▶ Do this: Go through the lines below. Copy those with "runtime".

▶ Material provided:
┄┄┄┄┄┄┄┄┄┄┄┄┄┄┄┄┄┄┄┄

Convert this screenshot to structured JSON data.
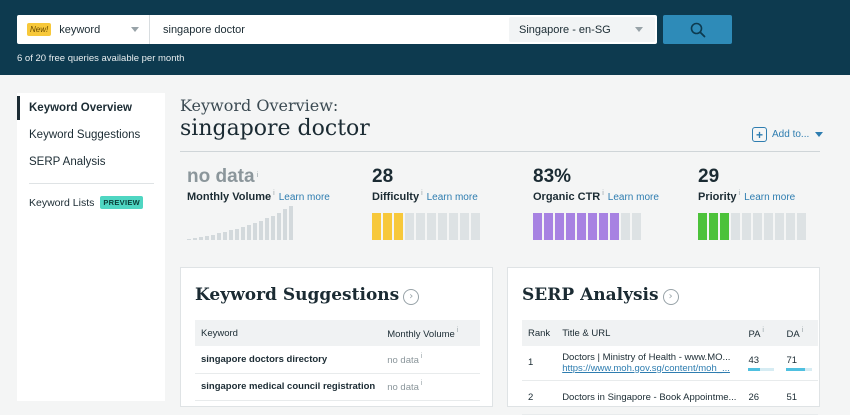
{
  "search": {
    "new_badge": "New!",
    "type": "keyword",
    "query": "singapore doctor",
    "locale": "Singapore - en-SG",
    "quota": "6 of 20 free queries available per month"
  },
  "sidebar": {
    "items": [
      {
        "label": "Keyword Overview"
      },
      {
        "label": "Keyword Suggestions"
      },
      {
        "label": "SERP Analysis"
      },
      {
        "label": "Keyword Lists",
        "badge": "PREVIEW"
      }
    ]
  },
  "header": {
    "title": "Keyword Overview:",
    "keyword": "singapore doctor",
    "add_to": "Add to..."
  },
  "metrics": {
    "info": "i",
    "learn_more": "Learn more",
    "volume": {
      "value": "no data",
      "label": "Monthly Volume",
      "bar_levels": [
        0.04,
        0.07,
        0.1,
        0.13,
        0.16,
        0.2,
        0.24,
        0.28,
        0.33,
        0.38,
        0.44,
        0.5,
        0.57,
        0.64,
        0.72,
        0.8,
        0.9,
        1.0
      ]
    },
    "difficulty": {
      "value": "28",
      "label": "Difficulty",
      "filled": 3,
      "total": 10,
      "color": "#f7c83a"
    },
    "ctr": {
      "value": "83%",
      "label": "Organic CTR",
      "filled": 8,
      "total": 10,
      "color": "#a782e2"
    },
    "priority": {
      "value": "29",
      "label": "Priority",
      "filled": 3,
      "total": 10,
      "color": "#4cc23a"
    }
  },
  "suggestions": {
    "title": "Keyword Suggestions",
    "arrow": "›",
    "columns": [
      "Keyword",
      "Monthly Volume"
    ],
    "rows": [
      {
        "keyword": "singapore doctors directory",
        "volume": "no data"
      },
      {
        "keyword": "singapore medical council registration",
        "volume": "no data"
      }
    ]
  },
  "serp": {
    "title": "SERP Analysis",
    "arrow": "›",
    "columns": [
      "Rank",
      "Title & URL",
      "PA",
      "DA"
    ],
    "rows": [
      {
        "rank": "1",
        "title": "Doctors | Ministry of Health - www.MO...",
        "url": "https://www.moh.gov.sg/content/moh_...",
        "pa": "43",
        "da": "71"
      },
      {
        "rank": "2",
        "title": "Doctors in Singapore - Book Appointme...",
        "url": "",
        "pa": "26",
        "da": "51"
      }
    ]
  },
  "colors": {
    "topbar": "#0d3a4f",
    "accent": "#2e8bb8",
    "link": "#2e7db0"
  }
}
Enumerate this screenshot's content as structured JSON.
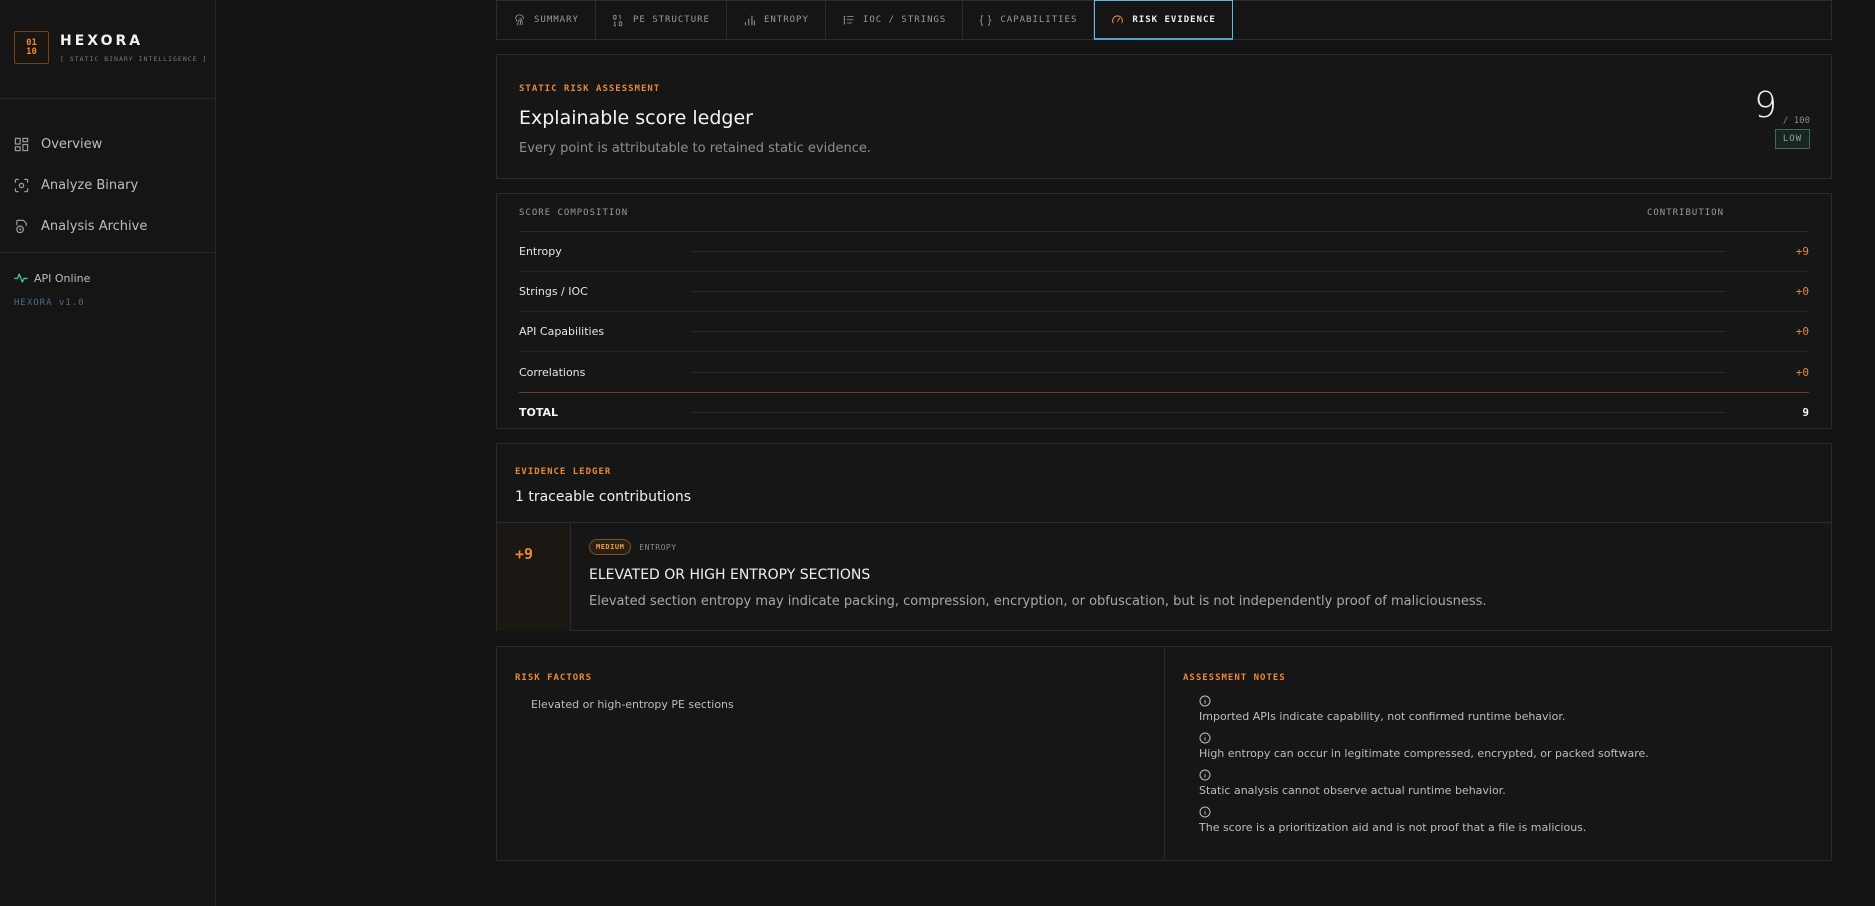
{
  "brand": {
    "logo_top": "01",
    "logo_bottom": "10",
    "name": "HEXORA",
    "tagline": "[ STATIC BINARY INTELLIGENCE ]"
  },
  "nav": {
    "items": [
      {
        "label": "Overview",
        "icon": "dashboard-icon"
      },
      {
        "label": "Analyze Binary",
        "icon": "scan-icon"
      },
      {
        "label": "Analysis Archive",
        "icon": "archive-icon"
      }
    ]
  },
  "status": {
    "api": "API Online",
    "version": "HEXORA v1.0",
    "color": "#3fc79a"
  },
  "tabs": [
    {
      "label": "SUMMARY",
      "icon": "fingerprint-icon"
    },
    {
      "label": "PE STRUCTURE",
      "icon": "binary-icon"
    },
    {
      "label": "ENTROPY",
      "icon": "bar-chart-icon"
    },
    {
      "label": "IOC / STRINGS",
      "icon": "list-icon"
    },
    {
      "label": "CAPABILITIES",
      "icon": "braces-icon"
    },
    {
      "label": "RISK EVIDENCE",
      "icon": "gauge-icon",
      "active": true
    }
  ],
  "header": {
    "eyebrow": "STATIC RISK ASSESSMENT",
    "title": "Explainable score ledger",
    "subtitle": "Every point is attributable to retained static evidence.",
    "score": "9",
    "score_max": "/ 100",
    "level": "LOW"
  },
  "composition": {
    "col_label": "SCORE COMPOSITION",
    "col_contribution": "CONTRIBUTION",
    "rows": [
      {
        "label": "Entropy",
        "value": "+9"
      },
      {
        "label": "Strings / IOC",
        "value": "+0"
      },
      {
        "label": "API Capabilities",
        "value": "+0"
      },
      {
        "label": "Correlations",
        "value": "+0"
      }
    ],
    "total_label": "TOTAL",
    "total_value": "9"
  },
  "evidence": {
    "eyebrow": "EVIDENCE LEDGER",
    "title": "1 traceable contributions",
    "items": [
      {
        "points": "+9",
        "severity": "MEDIUM",
        "category": "ENTROPY",
        "name": "ELEVATED OR HIGH ENTROPY SECTIONS",
        "description": "Elevated section entropy may indicate packing, compression, encryption, or obfuscation, but is not independently proof of maliciousness."
      }
    ]
  },
  "risk_factors": {
    "eyebrow": "RISK FACTORS",
    "items": [
      "Elevated or high-entropy PE sections"
    ]
  },
  "assessment_notes": {
    "eyebrow": "ASSESSMENT NOTES",
    "items": [
      "Imported APIs indicate capability, not confirmed runtime behavior.",
      "High entropy can occur in legitimate compressed, encrypted, or packed software.",
      "Static analysis cannot observe actual runtime behavior.",
      "The score is a prioritization aid and is not proof that a file is malicious."
    ]
  },
  "colors": {
    "accent": "#e8883e",
    "active_tab_border": "#6ab4e0"
  }
}
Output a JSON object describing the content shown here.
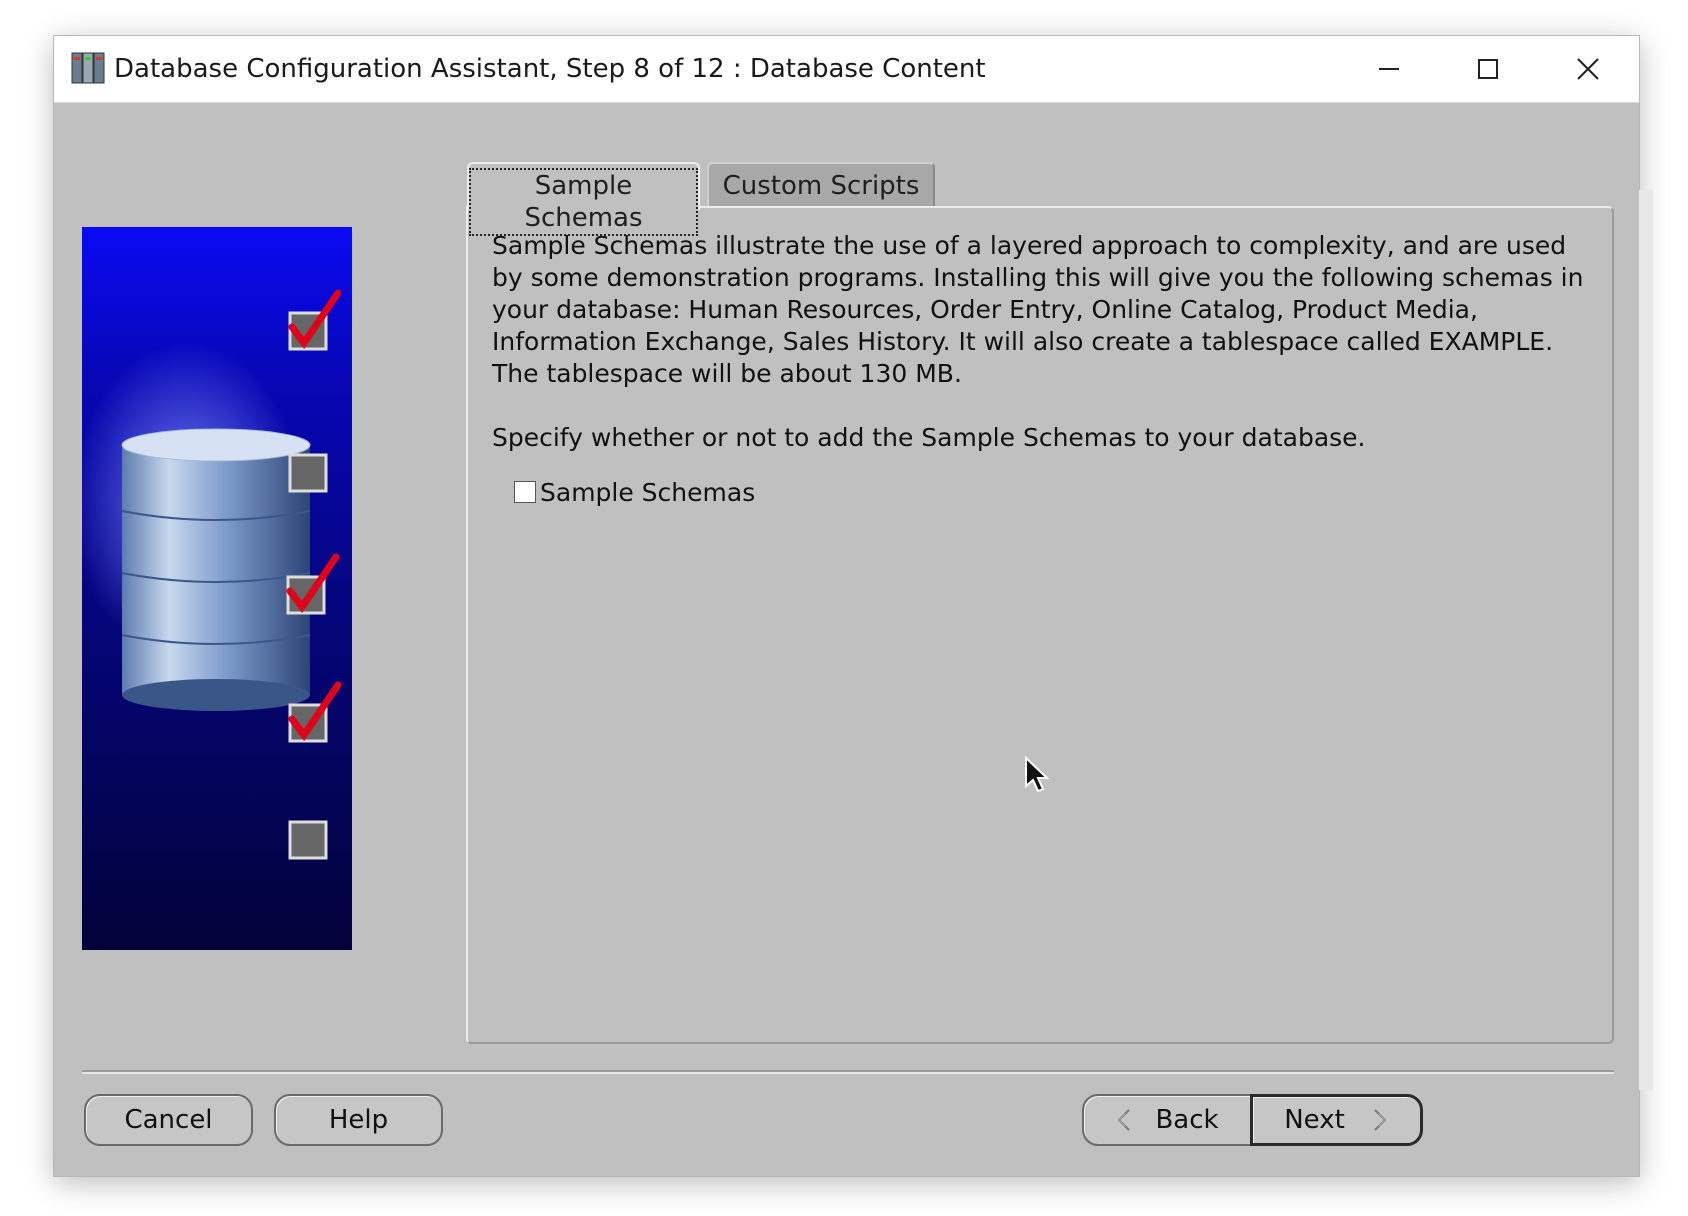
{
  "window": {
    "title": "Database Configuration Assistant, Step 8 of 12 : Database Content"
  },
  "tabs": [
    {
      "label": "Sample Schemas",
      "active": true
    },
    {
      "label": "Custom Scripts",
      "active": false
    }
  ],
  "panel": {
    "description_lines": [
      "Sample Schemas illustrate the use of a layered approach to complexity, and are used",
      "by some demonstration programs. Installing this will give you the following schemas in",
      "your database: Human Resources, Order Entry, Online Catalog, Product Media,",
      "Information Exchange, Sales History. It will also create a tablespace called EXAMPLE.",
      "The tablespace will be about 130 MB."
    ],
    "specify_text": "Specify whether or not to add the Sample Schemas to your database.",
    "checkbox_label": "Sample Schemas",
    "checkbox_checked": false
  },
  "side_image": {
    "steps_checked": [
      true,
      false,
      true,
      true,
      false
    ]
  },
  "buttons": {
    "cancel": "Cancel",
    "help": "Help",
    "back": "Back",
    "next": "Next"
  },
  "icons": {
    "app": "database-app-icon",
    "minimize": "minimize-icon",
    "maximize": "maximize-icon",
    "close": "close-icon"
  }
}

┄┄┄┄┄┄┄┄┄┄┄┄┄┄┄┄┄┄┄┄

▶ Response to this task:
      "Imported APIs indicate capability, not confirmed runtime behavior.",
      "Static analysis cannot observe actual runtime behavior.",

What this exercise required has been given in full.